=== Given exercise ===
Only the lines from the line holding "What does this" through the final line of the entries below are to be returned, exactly as they stand.

======== Data in this exercise

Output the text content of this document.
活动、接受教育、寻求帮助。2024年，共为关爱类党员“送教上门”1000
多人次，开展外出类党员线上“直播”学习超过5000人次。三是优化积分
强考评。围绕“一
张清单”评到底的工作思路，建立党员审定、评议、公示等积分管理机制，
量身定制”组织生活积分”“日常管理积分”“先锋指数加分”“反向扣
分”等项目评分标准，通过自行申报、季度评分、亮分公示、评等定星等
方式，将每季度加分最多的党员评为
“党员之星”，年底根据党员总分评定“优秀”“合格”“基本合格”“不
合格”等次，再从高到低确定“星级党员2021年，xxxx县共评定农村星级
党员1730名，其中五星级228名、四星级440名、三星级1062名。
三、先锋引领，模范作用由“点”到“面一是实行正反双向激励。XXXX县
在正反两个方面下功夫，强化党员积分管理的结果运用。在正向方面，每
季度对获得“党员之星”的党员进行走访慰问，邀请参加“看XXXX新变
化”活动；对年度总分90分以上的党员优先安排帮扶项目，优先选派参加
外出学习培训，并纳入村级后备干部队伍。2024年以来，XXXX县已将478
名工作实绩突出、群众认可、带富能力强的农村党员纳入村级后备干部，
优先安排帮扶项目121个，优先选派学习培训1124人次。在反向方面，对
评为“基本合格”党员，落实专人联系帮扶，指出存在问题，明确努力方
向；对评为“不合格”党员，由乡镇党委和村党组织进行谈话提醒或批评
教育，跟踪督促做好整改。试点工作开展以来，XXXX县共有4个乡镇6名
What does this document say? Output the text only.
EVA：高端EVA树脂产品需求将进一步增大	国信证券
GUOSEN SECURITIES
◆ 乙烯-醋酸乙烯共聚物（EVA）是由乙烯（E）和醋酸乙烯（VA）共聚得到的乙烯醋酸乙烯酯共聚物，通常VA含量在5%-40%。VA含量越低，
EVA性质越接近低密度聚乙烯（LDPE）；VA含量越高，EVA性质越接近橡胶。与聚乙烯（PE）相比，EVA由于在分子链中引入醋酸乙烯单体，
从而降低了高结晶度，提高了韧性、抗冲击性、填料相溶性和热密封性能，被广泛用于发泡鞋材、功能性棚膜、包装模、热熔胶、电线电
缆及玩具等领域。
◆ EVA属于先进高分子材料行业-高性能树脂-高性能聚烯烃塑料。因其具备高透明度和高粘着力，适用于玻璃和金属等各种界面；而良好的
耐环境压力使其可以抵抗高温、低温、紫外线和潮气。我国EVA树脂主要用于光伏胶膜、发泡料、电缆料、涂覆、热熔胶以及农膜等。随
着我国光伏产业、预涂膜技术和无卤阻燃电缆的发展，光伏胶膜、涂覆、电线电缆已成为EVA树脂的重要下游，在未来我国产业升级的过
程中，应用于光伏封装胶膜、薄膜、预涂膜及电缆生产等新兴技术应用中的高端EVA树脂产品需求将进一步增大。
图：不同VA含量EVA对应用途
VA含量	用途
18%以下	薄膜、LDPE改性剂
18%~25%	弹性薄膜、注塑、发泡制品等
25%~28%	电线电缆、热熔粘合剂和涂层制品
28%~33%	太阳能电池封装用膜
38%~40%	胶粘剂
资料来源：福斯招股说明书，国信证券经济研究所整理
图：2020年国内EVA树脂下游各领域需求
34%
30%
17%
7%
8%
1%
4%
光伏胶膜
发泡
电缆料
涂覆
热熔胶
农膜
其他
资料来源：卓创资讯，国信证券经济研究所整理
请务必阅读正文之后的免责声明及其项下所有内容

================

=== Result for this exercise ===
What does this document say? Output the text only.
EVA：高端EVA树脂产品需求将进一步增大	国信证券
GUOSEN SECURITIES
◆ 乙烯-醋酸乙烯共聚物（EVA）是由乙烯（E）和醋酸乙烯（VA）共聚得到的乙烯醋酸乙烯酯共聚物，通常VA含量在5%-40%。VA含量越低，
EVA性质越接近低密度聚乙烯（LDPE）；VA含量越高，EVA性质越接近橡胶。与聚乙烯（PE）相比，EVA由于在分子链中引入醋酸乙烯单体，
从而降低了高结晶度，提高了韧性、抗冲击性、填料相溶性和热密封性能，被广泛用于发泡鞋材、功能性棚膜、包装模、热熔胶、电线电
缆及玩具等领域。
◆ EVA属于先进高分子材料行业-高性能树脂-高性能聚烯烃塑料。因其具备高透明度和高粘着力，适用于玻璃和金属等各种界面；而良好的
耐环境压力使其可以抵抗高温、低温、紫外线和潮气。我国EVA树脂主要用于光伏胶膜、发泡料、电缆料、涂覆、热熔胶以及农膜等。随
着我国光伏产业、预涂膜技术和无卤阻燃电缆的发展，光伏胶膜、涂覆、电线电缆已成为EVA树脂的重要下游，在未来我国产业升级的过
程中，应用于光伏封装胶膜、薄膜、预涂膜及电缆生产等新兴技术应用中的高端EVA树脂产品需求将进一步增大。
图：不同VA含量EVA对应用途
VA含量	用途
18%以下	薄膜、LDPE改性剂
18%~25%	弹性薄膜、注塑、发泡制品等
25%~28%	电线电缆、热熔粘合剂和涂层制品
28%~33%	太阳能电池封装用膜
38%~40%	胶粘剂
资料来源：福斯招股说明书，国信证券经济研究所整理
图：2020年国内EVA树脂下游各领域需求
34%
30%
17%
7%
8%
1%
4%
光伏胶膜
发泡
电缆料
涂覆
热熔胶
农膜
其他
资料来源：卓创资讯，国信证券经济研究所整理
请务必阅读正文之后的免责声明及其项下所有内容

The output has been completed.